==== Record extracts

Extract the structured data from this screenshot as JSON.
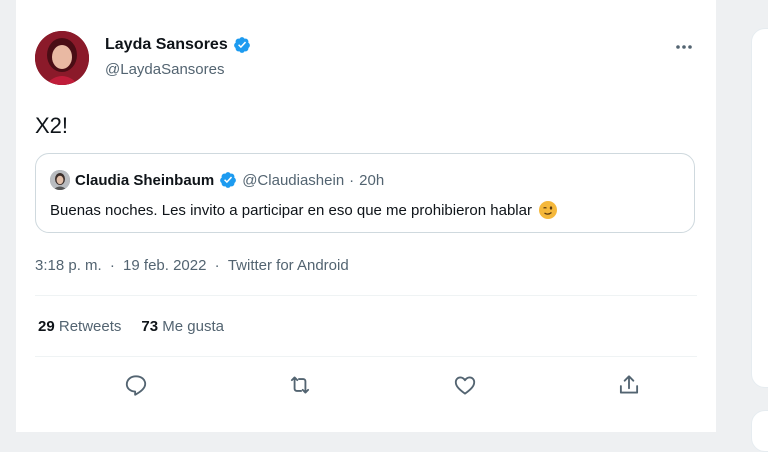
{
  "author": {
    "name": "Layda Sansores",
    "handle": "@LaydaSansores"
  },
  "tweet_text": "X2!",
  "quoted": {
    "name": "Claudia Sheinbaum",
    "handle": "@Claudiashein",
    "separator": "·",
    "age": "20h",
    "text": "Buenas noches. Les invito a participar en eso que me prohibieron hablar"
  },
  "meta": {
    "time": "3:18 p. m.",
    "date": "19 feb. 2022",
    "source": "Twitter for Android",
    "separator": "·"
  },
  "stats": {
    "retweets_count": "29",
    "retweets_label": "Retweets",
    "likes_count": "73",
    "likes_label": "Me gusta"
  },
  "colors": {
    "verified": "#1d9bf0",
    "text_primary": "#0f1419",
    "text_secondary": "#536471",
    "border": "#cfd9de"
  },
  "icons": {
    "more": "more-horizontal-icon",
    "reply": "reply-icon",
    "retweet": "retweet-icon",
    "like": "like-icon",
    "share": "share-icon"
  }
}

========

:: Stated goal ::
Leave out the pictures and retype every line above exactly.

:: Task solution ::
Extract the structured data from this screenshot as JSON.
{
  "author": {
    "name": "Layda Sansores",
    "handle": "@LaydaSansores"
  },
  "tweet_text": "X2!",
  "quoted": {
    "name": "Claudia Sheinbaum",
    "handle": "@Claudiashein",
    "separator": "·",
    "age": "20h",
    "text": "Buenas noches. Les invito a participar en eso que me prohibieron hablar"
  },
  "meta": {
    "time": "3:18 p. m.",
    "date": "19 feb. 2022",
    "source": "Twitter for Android",
    "separator": "·"
  },
  "stats": {
    "retweets_count": "29",
    "retweets_label": "Retweets",
    "likes_count": "73",
    "likes_label": "Me gusta"
  },
  "colors": {
    "verified": "#1d9bf0",
    "text_primary": "#0f1419",
    "text_secondary": "#536471",
    "border": "#cfd9de"
  },
  "icons": {
    "more": "more-horizontal-icon",
    "reply": "reply-icon",
    "retweet": "retweet-icon",
    "like": "like-icon",
    "share": "share-icon"
  }
}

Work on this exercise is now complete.